■ SHORT EXERCISE
Make an exact copy of all the data.

(Dataset entries)
· · · ·

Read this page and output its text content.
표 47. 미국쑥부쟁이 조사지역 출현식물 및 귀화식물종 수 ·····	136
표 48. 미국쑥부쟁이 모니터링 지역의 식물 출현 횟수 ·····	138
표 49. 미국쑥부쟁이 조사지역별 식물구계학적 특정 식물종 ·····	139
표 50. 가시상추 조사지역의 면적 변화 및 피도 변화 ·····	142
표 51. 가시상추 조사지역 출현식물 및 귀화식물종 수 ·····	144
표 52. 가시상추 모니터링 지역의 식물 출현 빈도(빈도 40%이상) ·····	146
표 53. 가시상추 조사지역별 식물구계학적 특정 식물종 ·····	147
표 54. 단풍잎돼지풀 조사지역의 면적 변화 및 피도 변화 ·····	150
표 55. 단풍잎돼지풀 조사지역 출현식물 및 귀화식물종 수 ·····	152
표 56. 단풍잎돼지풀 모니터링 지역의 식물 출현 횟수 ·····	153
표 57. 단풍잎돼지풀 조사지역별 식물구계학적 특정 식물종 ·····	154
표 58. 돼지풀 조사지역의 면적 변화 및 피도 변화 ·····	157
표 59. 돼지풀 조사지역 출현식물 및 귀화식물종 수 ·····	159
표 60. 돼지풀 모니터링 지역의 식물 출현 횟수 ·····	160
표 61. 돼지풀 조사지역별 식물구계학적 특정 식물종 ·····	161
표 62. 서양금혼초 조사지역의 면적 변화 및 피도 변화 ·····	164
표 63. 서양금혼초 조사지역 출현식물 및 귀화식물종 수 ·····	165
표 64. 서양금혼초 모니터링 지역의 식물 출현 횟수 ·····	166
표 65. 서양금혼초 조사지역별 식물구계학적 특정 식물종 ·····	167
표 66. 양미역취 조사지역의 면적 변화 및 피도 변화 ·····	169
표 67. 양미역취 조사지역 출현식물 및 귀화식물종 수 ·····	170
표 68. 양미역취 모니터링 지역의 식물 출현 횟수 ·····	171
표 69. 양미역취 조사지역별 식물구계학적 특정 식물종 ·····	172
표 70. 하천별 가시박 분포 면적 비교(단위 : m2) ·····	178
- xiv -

· · · ·

■ SOLUTION FOR THIS PROBLEM
Read this page and output its text content.
표 47. 미국쑥부쟁이 조사지역 출현식물 및 귀화식물종 수 ·····	136
표 48. 미국쑥부쟁이 모니터링 지역의 식물 출현 횟수 ·····	138
표 49. 미국쑥부쟁이 조사지역별 식물구계학적 특정 식물종 ·····	139
표 50. 가시상추 조사지역의 면적 변화 및 피도 변화 ·····	142
표 51. 가시상추 조사지역 출현식물 및 귀화식물종 수 ·····	144
표 52. 가시상추 모니터링 지역의 식물 출현 빈도(빈도 40%이상) ·····	146
표 53. 가시상추 조사지역별 식물구계학적 특정 식물종 ·····	147
표 54. 단풍잎돼지풀 조사지역의 면적 변화 및 피도 변화 ·····	150
표 55. 단풍잎돼지풀 조사지역 출현식물 및 귀화식물종 수 ·····	152
표 56. 단풍잎돼지풀 모니터링 지역의 식물 출현 횟수 ·····	153
표 57. 단풍잎돼지풀 조사지역별 식물구계학적 특정 식물종 ·····	154
표 58. 돼지풀 조사지역의 면적 변화 및 피도 변화 ·····	157
표 59. 돼지풀 조사지역 출현식물 및 귀화식물종 수 ·····	159
표 60. 돼지풀 모니터링 지역의 식물 출현 횟수 ·····	160
표 61. 돼지풀 조사지역별 식물구계학적 특정 식물종 ·····	161
표 62. 서양금혼초 조사지역의 면적 변화 및 피도 변화 ·····	164
표 63. 서양금혼초 조사지역 출현식물 및 귀화식물종 수 ·····	165
표 64. 서양금혼초 모니터링 지역의 식물 출현 횟수 ·····	166
표 65. 서양금혼초 조사지역별 식물구계학적 특정 식물종 ·····	167
표 66. 양미역취 조사지역의 면적 변화 및 피도 변화 ·····	169
표 67. 양미역취 조사지역 출현식물 및 귀화식물종 수 ·····	170
표 68. 양미역취 모니터링 지역의 식물 출현 횟수 ·····	171
표 69. 양미역취 조사지역별 식물구계학적 특정 식물종 ·····	172
표 70. 하천별 가시박 분포 면적 비교(단위 : m2) ·····	178
- xiv -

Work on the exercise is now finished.